▶ _Stated task_
Exact repetition is required: output every record in full.

----

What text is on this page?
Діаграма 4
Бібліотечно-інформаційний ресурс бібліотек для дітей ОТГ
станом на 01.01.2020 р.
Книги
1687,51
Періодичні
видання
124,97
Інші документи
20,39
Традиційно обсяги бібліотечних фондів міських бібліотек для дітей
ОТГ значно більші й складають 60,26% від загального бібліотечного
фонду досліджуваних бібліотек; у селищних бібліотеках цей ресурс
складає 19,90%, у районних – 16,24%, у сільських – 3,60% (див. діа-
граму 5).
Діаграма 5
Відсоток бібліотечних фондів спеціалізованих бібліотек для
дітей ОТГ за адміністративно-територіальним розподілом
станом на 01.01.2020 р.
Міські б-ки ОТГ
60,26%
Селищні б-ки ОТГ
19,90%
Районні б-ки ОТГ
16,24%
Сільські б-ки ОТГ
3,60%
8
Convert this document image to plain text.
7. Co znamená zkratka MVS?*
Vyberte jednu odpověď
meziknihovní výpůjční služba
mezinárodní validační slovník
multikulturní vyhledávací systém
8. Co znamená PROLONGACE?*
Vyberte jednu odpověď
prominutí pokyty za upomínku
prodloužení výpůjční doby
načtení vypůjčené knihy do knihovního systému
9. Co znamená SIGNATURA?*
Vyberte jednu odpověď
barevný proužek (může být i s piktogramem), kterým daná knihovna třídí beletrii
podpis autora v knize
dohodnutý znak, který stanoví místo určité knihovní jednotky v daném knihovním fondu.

----

▶ _Solution to this exercise_
What text is on this page?
Діаграма 4
Бібліотечно-інформаційний ресурс бібліотек для дітей ОТГ
станом на 01.01.2020 р.
Книги
1687,51
Періодичні
видання
124,97
Інші документи
20,39
Традиційно обсяги бібліотечних фондів міських бібліотек для дітей
ОТГ значно більші й складають 60,26% від загального бібліотечного
фонду досліджуваних бібліотек; у селищних бібліотеках цей ресурс
складає 19,90%, у районних – 16,24%, у сільських – 3,60% (див. діа-
граму 5).
Діаграма 5
Відсоток бібліотечних фондів спеціалізованих бібліотек для
дітей ОТГ за адміністративно-територіальним розподілом
станом на 01.01.2020 р.
Міські б-ки ОТГ
60,26%
Селищні б-ки ОТГ
19,90%
Районні б-ки ОТГ
16,24%
Сільські б-ки ОТГ
3,60%
8
Convert this document image to plain text.
7. Co znamená zkratka MVS?*
Vyberte jednu odpověď
meziknihovní výpůjční služba
mezinárodní validační slovník
multikulturní vyhledávací systém
8. Co znamená PROLONGACE?*
Vyberte jednu odpověď
prominutí pokyty za upomínku
prodloužení výpůjční doby
načtení vypůjčené knihy do knihovního systému
9. Co znamená SIGNATURA?*
Vyberte jednu odpověď
barevný proužek (může být i s piktogramem), kterým daná knihovna třídí beletrii
podpis autora v knize
dohodnutý znak, který stanoví místo určité knihovní jednotky v daném knihovním fondu.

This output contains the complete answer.